**WRITTEN REQUEST**
Skip the pictures and quote all of the lines exactly.

>> BEGIN DATASET ROWS

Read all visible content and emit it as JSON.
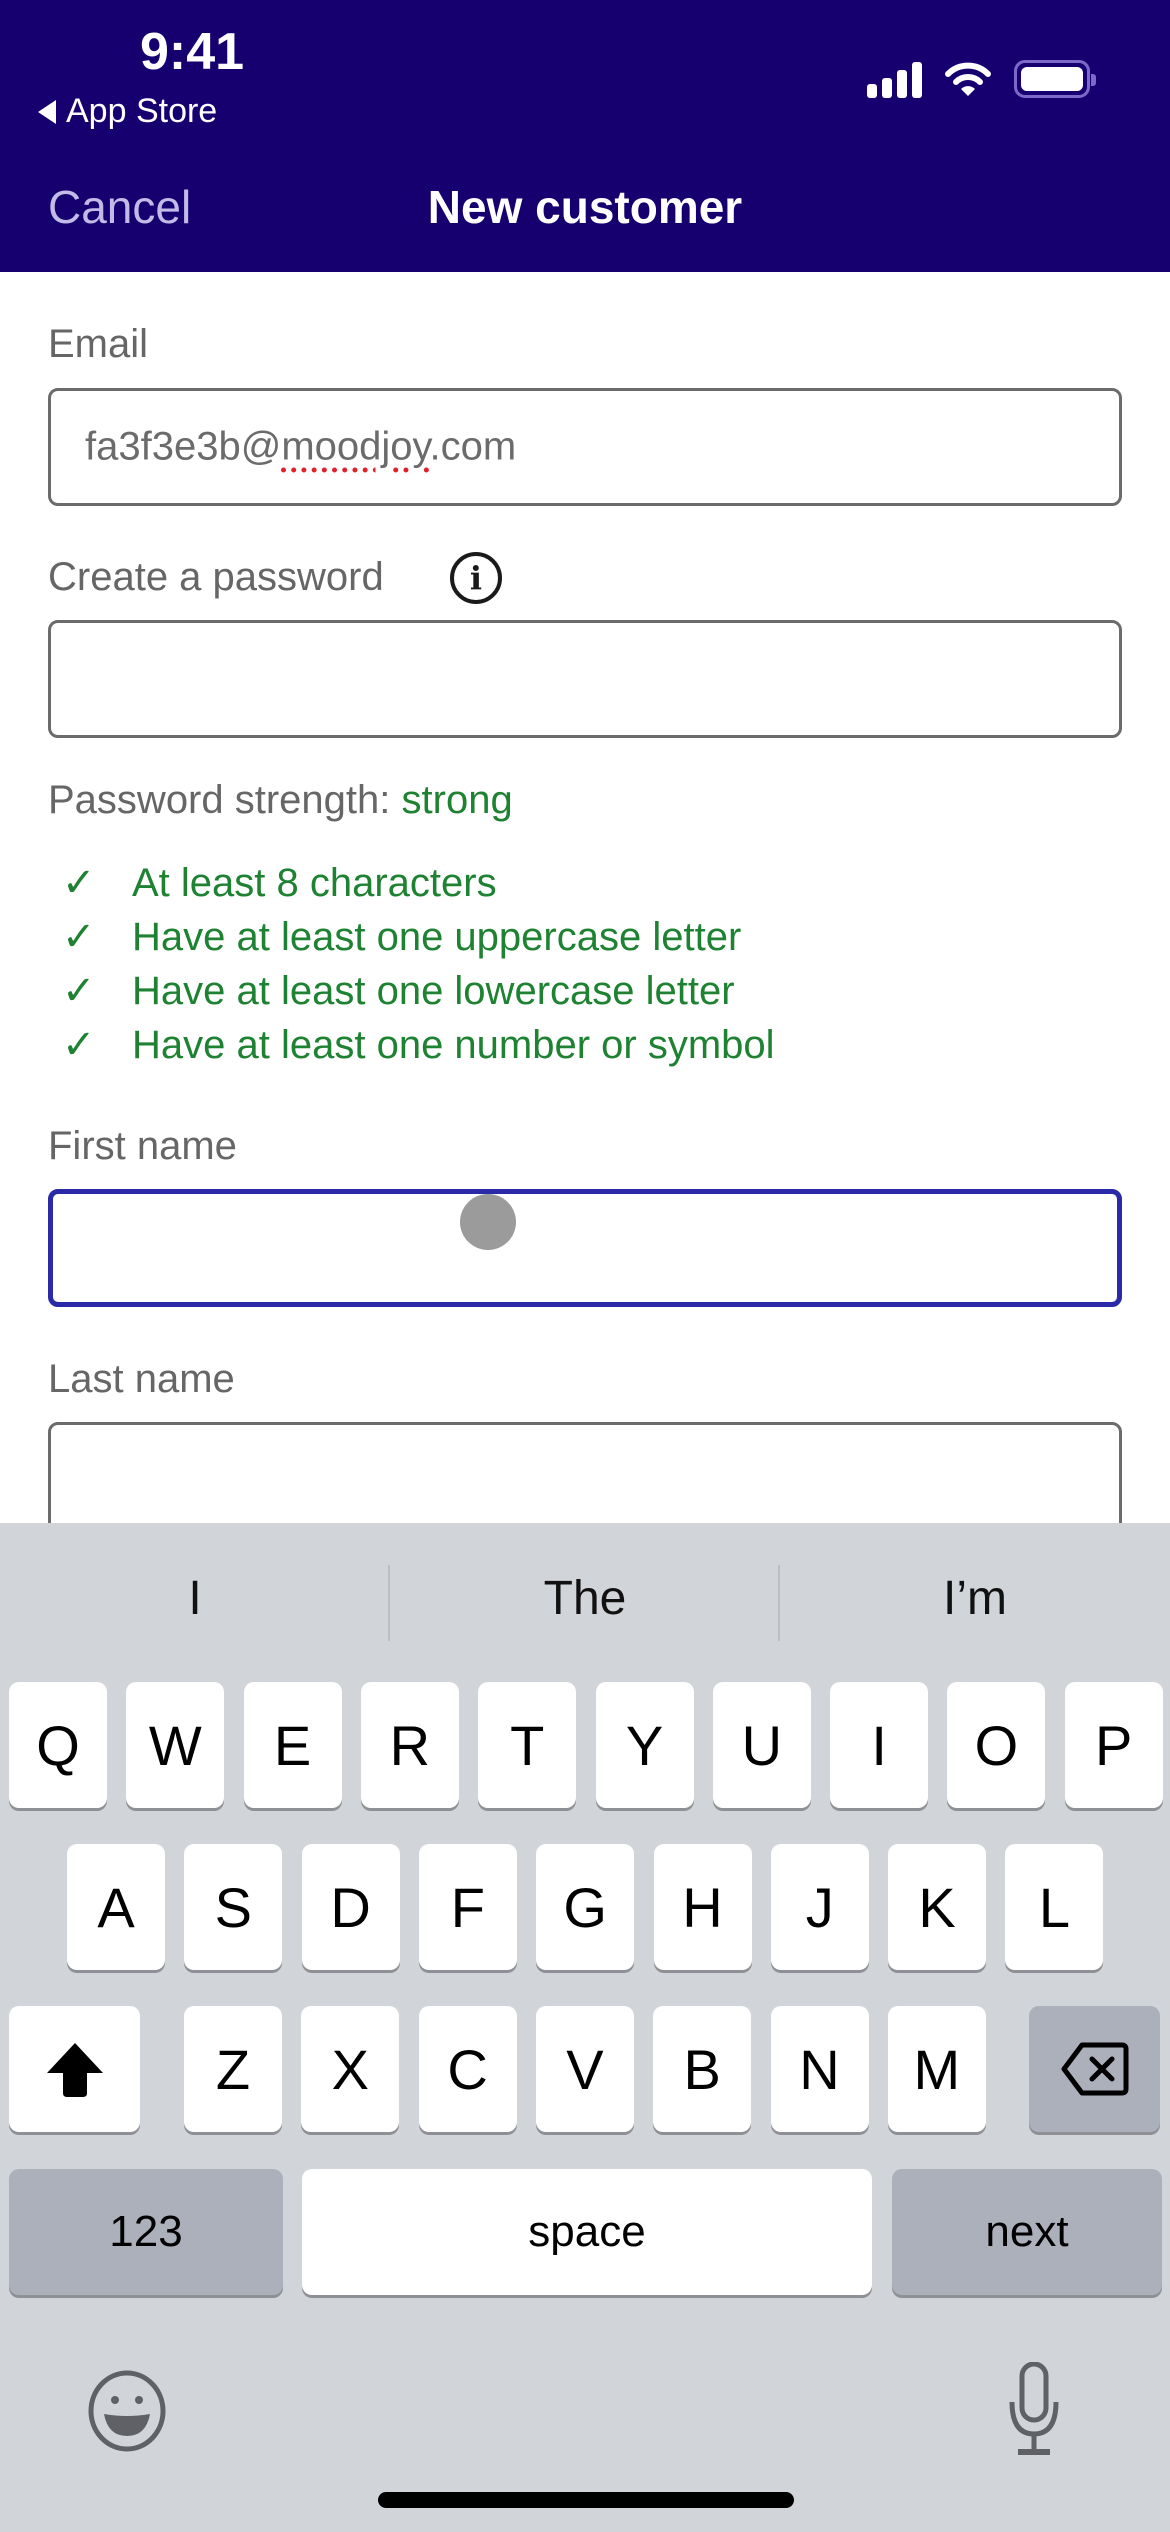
{
  "status_bar": {
    "time": "9:41",
    "back_app_label": "App Store",
    "icons": [
      "cellular-signal-icon",
      "wifi-icon",
      "battery-icon"
    ]
  },
  "nav": {
    "cancel_label": "Cancel",
    "title": "New customer",
    "background_color": "#16006f"
  },
  "form": {
    "email": {
      "label": "Email",
      "value_prefix": "fa3f3e3b@",
      "value_misspelled": "moodjoy",
      "value_suffix": ".com",
      "value": "fa3f3e3b@moodjoy.com"
    },
    "password": {
      "label": "Create a password",
      "info_icon": "info-icon",
      "value": ""
    },
    "strength": {
      "label": "Password strength:",
      "value": "strong",
      "color": "#1e8232"
    },
    "requirements": [
      {
        "text": "At least 8 characters",
        "met": true
      },
      {
        "text": "Have at least one uppercase letter",
        "met": true
      },
      {
        "text": "Have at least one lowercase letter",
        "met": true
      },
      {
        "text": "Have at least one number or symbol",
        "met": true
      }
    ],
    "check_glyph": "✓",
    "first_name": {
      "label": "First name",
      "value": "",
      "focused": true
    },
    "last_name": {
      "label": "Last name",
      "value": ""
    }
  },
  "keyboard": {
    "suggestions": [
      "I",
      "The",
      "I’m"
    ],
    "row1": [
      "Q",
      "W",
      "E",
      "R",
      "T",
      "Y",
      "U",
      "I",
      "O",
      "P"
    ],
    "row2": [
      "A",
      "S",
      "D",
      "F",
      "G",
      "H",
      "J",
      "K",
      "L"
    ],
    "row3": [
      "Z",
      "X",
      "C",
      "V",
      "B",
      "N",
      "M"
    ],
    "shift_icon": "shift-icon",
    "delete_icon": "delete-icon",
    "numbers_label": "123",
    "space_label": "space",
    "return_label": "next",
    "emoji_icon": "emoji-icon",
    "mic_icon": "microphone-icon"
  }
}
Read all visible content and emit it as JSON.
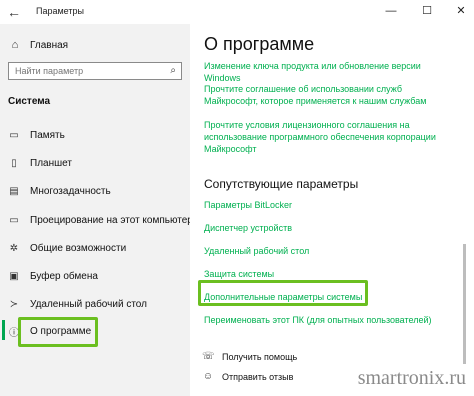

>> END DATASET ROWS

**WRITTEN SOLUTION**
Read all visible content and emit it as JSON.
{
  "status_bar": {
    "time": "9:41",
    "back_app_label": "App Store",
    "icons": [
      "cellular-signal-icon",
      "wifi-icon",
      "battery-icon"
    ]
  },
  "nav": {
    "cancel_label": "Cancel",
    "title": "New customer",
    "background_color": "#16006f"
  },
  "form": {
    "email": {
      "label": "Email",
      "value_prefix": "fa3f3e3b@",
      "value_misspelled": "moodjoy",
      "value_suffix": ".com",
      "value": "fa3f3e3b@moodjoy.com"
    },
    "password": {
      "label": "Create a password",
      "info_icon": "info-icon",
      "value": ""
    },
    "strength": {
      "label": "Password strength:",
      "value": "strong",
      "color": "#1e8232"
    },
    "requirements": [
      {
        "text": "At least 8 characters",
        "met": true
      },
      {
        "text": "Have at least one uppercase letter",
        "met": true
      },
      {
        "text": "Have at least one lowercase letter",
        "met": true
      },
      {
        "text": "Have at least one number or symbol",
        "met": true
      }
    ],
    "check_glyph": "✓",
    "first_name": {
      "label": "First name",
      "value": "",
      "focused": true
    },
    "last_name": {
      "label": "Last name",
      "value": ""
    }
  },
  "keyboard": {
    "suggestions": [
      "I",
      "The",
      "I’m"
    ],
    "row1": [
      "Q",
      "W",
      "E",
      "R",
      "T",
      "Y",
      "U",
      "I",
      "O",
      "P"
    ],
    "row2": [
      "A",
      "S",
      "D",
      "F",
      "G",
      "H",
      "J",
      "K",
      "L"
    ],
    "row3": [
      "Z",
      "X",
      "C",
      "V",
      "B",
      "N",
      "M"
    ],
    "shift_icon": "shift-icon",
    "delete_icon": "delete-icon",
    "numbers_label": "123",
    "space_label": "space",
    "return_label": "next",
    "emoji_icon": "emoji-icon",
    "mic_icon": "microphone-icon"
  }
}
Read all visible content and emit it as JSON.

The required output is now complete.